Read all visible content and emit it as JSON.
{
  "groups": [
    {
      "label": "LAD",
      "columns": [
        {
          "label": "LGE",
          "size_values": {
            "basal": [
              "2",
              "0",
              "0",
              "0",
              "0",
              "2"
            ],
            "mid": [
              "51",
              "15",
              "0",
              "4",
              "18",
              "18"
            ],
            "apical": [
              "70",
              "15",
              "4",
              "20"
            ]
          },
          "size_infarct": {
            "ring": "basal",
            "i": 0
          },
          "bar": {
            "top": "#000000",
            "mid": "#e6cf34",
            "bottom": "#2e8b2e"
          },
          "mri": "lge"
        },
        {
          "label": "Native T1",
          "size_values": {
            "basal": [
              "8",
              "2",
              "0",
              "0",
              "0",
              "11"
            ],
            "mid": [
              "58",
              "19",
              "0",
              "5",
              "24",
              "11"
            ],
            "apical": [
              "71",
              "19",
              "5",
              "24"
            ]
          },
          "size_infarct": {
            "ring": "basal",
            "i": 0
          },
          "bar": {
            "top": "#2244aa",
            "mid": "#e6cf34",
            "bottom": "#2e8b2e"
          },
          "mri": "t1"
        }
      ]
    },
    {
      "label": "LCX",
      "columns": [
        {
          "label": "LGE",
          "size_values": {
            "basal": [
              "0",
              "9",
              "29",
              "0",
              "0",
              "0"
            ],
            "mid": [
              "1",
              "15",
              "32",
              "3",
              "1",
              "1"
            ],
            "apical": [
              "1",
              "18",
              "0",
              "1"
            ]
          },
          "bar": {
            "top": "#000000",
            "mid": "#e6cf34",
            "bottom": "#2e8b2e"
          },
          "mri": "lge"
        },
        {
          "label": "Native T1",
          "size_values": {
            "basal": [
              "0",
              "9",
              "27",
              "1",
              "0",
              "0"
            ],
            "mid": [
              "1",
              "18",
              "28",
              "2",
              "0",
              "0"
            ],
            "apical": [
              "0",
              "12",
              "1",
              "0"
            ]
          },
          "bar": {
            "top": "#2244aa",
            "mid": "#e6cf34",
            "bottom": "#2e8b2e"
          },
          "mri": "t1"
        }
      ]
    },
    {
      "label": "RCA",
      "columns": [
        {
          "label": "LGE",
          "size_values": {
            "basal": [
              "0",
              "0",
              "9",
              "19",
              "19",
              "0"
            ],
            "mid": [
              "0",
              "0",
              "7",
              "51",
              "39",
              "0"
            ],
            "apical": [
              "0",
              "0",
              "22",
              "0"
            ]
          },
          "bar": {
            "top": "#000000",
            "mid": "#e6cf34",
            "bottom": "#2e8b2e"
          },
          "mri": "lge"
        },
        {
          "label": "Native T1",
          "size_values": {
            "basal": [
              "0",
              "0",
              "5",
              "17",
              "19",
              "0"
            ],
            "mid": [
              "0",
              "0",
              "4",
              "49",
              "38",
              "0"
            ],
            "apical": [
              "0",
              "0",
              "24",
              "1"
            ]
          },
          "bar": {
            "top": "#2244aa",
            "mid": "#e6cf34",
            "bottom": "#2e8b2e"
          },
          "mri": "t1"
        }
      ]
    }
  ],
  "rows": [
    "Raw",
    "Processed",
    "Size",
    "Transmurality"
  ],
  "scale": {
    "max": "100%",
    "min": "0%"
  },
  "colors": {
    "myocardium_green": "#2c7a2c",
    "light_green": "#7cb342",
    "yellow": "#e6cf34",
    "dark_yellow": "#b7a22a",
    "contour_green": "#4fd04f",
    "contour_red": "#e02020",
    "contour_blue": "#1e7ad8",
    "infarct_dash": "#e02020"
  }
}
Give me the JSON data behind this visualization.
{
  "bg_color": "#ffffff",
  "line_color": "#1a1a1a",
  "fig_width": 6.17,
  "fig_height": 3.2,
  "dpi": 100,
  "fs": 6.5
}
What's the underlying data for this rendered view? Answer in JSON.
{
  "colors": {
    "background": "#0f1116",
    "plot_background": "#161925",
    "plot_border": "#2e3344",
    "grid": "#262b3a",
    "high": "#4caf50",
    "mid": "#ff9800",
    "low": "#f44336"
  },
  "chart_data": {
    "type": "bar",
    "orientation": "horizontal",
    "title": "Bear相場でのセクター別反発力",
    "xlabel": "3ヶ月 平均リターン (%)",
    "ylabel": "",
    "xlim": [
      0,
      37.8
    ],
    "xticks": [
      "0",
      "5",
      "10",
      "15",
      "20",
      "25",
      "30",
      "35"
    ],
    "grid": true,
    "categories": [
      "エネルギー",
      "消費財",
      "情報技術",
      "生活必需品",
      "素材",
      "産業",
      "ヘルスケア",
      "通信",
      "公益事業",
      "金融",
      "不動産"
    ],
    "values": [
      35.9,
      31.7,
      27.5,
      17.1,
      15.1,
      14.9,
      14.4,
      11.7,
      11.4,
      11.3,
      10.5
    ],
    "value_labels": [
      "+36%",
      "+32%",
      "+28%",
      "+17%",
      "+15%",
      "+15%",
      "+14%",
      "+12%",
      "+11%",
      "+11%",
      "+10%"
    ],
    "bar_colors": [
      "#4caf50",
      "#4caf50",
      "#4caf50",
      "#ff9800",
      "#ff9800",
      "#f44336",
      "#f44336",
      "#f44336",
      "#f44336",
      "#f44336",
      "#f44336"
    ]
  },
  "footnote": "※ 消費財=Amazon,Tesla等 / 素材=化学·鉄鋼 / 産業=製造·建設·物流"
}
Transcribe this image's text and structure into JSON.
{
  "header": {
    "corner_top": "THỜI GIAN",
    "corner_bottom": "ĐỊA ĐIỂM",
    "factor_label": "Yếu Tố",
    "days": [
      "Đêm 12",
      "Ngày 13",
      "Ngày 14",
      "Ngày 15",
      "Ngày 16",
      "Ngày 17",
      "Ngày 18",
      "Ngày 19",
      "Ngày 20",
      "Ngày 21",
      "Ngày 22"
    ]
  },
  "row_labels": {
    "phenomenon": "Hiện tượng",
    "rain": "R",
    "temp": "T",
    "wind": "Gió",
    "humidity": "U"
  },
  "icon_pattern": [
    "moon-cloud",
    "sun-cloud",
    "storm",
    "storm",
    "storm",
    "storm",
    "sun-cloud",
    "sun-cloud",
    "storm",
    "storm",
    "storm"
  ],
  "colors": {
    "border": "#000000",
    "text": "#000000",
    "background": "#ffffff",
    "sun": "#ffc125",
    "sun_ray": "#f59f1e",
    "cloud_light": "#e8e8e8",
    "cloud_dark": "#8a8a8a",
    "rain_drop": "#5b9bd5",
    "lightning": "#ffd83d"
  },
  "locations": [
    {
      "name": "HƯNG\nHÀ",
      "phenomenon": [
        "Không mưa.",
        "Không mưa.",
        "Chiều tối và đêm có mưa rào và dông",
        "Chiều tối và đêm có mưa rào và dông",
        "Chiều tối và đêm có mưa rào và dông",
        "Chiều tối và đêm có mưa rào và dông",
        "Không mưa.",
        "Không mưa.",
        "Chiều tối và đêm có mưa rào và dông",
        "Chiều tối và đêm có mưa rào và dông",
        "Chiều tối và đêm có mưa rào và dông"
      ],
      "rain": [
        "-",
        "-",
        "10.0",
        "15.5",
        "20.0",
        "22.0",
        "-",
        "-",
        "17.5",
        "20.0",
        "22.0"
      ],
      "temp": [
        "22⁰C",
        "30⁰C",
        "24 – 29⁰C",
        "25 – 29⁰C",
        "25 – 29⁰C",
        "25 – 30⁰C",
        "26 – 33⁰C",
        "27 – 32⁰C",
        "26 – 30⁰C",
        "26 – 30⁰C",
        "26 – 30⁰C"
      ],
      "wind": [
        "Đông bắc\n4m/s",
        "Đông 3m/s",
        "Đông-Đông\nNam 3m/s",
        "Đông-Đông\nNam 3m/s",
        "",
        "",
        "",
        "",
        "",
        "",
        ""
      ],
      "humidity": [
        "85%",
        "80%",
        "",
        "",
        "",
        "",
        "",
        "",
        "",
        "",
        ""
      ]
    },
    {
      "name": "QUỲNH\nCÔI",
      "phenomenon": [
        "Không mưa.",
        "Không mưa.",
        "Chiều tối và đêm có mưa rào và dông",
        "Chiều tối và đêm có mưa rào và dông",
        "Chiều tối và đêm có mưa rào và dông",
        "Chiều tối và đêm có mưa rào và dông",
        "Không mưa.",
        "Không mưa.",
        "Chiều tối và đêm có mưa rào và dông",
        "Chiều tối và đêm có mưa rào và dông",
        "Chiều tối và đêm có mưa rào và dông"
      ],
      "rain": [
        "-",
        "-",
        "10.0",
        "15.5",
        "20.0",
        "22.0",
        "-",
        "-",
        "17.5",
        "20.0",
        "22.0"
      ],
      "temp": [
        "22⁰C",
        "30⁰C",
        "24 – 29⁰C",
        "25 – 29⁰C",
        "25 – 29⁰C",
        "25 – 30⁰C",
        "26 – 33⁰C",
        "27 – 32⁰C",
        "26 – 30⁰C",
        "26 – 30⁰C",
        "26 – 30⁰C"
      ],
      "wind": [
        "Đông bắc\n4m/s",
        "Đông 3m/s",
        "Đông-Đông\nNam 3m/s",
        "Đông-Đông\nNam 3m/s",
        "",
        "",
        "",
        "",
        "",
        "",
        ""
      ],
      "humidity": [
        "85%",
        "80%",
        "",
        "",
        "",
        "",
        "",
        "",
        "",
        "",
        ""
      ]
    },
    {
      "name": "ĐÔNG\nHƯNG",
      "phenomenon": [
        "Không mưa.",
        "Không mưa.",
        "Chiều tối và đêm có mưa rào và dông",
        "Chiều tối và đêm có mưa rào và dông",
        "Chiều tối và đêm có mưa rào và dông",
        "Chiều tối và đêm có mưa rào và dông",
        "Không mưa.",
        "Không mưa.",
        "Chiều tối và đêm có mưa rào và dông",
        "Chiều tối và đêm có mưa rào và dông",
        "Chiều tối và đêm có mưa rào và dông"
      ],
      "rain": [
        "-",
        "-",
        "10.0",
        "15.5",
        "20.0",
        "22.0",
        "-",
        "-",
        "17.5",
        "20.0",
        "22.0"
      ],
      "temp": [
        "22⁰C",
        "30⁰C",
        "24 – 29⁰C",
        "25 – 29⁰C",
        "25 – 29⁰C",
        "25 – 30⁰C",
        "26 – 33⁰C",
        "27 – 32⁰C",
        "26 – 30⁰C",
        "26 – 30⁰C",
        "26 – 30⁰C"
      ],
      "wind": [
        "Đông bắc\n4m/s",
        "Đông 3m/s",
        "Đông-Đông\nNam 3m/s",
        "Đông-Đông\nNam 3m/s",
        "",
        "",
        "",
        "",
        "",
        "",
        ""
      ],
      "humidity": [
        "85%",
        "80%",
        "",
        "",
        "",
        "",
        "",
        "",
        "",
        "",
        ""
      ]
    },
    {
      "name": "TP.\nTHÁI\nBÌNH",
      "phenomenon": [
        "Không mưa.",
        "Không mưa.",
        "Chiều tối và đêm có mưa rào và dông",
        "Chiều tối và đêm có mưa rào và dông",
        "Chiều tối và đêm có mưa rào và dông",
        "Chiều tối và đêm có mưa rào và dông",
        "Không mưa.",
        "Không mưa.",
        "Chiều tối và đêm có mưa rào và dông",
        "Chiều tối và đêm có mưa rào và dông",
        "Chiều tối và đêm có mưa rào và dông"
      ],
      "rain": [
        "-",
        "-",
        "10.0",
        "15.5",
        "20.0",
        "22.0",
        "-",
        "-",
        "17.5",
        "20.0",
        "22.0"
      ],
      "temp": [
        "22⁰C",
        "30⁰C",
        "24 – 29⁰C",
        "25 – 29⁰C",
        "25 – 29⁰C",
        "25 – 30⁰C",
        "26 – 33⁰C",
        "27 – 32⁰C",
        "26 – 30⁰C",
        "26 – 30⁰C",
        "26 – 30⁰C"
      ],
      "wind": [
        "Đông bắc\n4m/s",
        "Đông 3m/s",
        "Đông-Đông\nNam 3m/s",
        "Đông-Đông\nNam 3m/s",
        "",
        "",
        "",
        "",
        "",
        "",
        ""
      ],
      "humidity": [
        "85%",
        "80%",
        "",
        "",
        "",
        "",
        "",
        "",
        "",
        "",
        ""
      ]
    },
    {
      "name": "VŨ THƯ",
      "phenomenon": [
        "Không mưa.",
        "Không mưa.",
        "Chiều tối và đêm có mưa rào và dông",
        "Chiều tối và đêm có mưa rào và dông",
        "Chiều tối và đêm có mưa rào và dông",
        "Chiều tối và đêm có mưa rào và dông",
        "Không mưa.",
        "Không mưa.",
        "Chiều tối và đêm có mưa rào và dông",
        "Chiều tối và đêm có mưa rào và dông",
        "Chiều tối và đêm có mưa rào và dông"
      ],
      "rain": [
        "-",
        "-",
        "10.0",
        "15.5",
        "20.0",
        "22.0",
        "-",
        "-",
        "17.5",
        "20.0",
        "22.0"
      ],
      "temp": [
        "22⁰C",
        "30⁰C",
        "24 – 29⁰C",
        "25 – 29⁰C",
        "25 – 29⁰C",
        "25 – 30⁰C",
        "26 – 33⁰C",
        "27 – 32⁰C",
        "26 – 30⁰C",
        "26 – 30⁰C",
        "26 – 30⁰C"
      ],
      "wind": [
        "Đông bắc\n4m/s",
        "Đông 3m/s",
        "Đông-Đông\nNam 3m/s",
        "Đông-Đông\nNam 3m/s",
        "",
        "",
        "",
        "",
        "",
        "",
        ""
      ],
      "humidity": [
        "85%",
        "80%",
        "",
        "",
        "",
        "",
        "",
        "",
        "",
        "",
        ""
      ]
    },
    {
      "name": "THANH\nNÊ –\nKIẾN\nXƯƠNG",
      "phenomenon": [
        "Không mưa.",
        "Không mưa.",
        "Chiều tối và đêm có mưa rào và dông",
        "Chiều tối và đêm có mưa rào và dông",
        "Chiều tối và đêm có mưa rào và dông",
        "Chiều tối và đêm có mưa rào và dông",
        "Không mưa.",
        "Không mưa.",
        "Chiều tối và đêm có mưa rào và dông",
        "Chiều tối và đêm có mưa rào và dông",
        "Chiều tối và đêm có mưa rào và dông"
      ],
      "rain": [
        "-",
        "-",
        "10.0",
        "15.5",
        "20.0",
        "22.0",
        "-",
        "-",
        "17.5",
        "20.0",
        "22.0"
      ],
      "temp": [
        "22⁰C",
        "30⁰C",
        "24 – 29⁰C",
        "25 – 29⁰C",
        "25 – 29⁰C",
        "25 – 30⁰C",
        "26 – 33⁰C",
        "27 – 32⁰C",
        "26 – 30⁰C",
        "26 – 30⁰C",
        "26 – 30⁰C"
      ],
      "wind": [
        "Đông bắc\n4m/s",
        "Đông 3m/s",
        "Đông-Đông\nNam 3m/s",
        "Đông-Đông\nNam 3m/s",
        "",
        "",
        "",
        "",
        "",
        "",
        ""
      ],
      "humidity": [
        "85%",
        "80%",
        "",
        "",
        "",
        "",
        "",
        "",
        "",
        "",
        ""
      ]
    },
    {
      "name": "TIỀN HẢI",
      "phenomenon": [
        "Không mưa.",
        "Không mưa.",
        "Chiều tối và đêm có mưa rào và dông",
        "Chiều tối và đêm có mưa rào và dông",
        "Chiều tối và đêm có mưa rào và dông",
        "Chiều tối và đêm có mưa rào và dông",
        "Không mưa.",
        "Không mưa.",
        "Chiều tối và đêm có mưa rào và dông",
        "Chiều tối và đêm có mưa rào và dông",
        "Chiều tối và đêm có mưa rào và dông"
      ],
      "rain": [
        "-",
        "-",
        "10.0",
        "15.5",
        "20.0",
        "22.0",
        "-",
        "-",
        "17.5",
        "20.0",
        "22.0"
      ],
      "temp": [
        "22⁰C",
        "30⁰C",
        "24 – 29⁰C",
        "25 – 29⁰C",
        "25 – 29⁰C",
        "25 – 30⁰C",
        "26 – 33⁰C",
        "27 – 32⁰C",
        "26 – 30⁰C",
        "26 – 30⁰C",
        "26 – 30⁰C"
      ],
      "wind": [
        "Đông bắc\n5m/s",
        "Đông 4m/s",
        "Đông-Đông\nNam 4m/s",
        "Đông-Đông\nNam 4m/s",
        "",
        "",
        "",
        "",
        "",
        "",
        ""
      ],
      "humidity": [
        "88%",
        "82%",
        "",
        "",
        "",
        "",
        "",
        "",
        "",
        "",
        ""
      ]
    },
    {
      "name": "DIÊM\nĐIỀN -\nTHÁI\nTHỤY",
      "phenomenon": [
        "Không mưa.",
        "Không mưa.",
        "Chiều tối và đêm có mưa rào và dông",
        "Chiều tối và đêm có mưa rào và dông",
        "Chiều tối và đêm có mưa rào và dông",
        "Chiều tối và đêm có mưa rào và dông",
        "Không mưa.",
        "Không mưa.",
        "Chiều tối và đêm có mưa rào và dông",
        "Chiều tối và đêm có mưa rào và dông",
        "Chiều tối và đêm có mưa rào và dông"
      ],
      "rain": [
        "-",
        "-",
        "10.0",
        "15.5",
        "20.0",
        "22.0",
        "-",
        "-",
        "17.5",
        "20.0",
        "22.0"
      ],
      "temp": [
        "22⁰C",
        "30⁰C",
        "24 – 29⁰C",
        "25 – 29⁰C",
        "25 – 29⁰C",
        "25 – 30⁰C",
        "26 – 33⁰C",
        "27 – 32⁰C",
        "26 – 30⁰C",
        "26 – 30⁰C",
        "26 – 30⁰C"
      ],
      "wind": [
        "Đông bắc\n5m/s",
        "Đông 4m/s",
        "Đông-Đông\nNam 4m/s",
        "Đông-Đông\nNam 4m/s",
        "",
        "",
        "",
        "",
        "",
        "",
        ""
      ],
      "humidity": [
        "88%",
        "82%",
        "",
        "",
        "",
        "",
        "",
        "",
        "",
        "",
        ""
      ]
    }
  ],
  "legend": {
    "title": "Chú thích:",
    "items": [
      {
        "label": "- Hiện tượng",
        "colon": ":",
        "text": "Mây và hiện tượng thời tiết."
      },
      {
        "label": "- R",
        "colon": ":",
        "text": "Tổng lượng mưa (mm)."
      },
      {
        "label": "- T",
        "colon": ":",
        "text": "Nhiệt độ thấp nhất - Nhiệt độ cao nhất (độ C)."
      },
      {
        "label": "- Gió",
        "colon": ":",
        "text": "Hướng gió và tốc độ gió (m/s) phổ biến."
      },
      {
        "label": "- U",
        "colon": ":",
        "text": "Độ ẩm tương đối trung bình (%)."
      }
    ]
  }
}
+---+
WORK TO DO >> Look for the word "name" in every line of the listing and copy the lines that have it.

CORRECT RESULT >>
      "name": "HƯNG\nHÀ",
      "name": "QUỲNH\nCÔI",
      "name": "ĐÔNG\nHƯNG",
      "name": "TP.\nTHÁI\nBÌNH",
      "name": "VŨ THƯ",
      "name": "THANH\nNÊ –\nKIẾN\nXƯƠNG",
      "name": "TIỀN HẢI",
      "name": "DIÊM\nĐIỀN -\nTHÁI\nTHỤY",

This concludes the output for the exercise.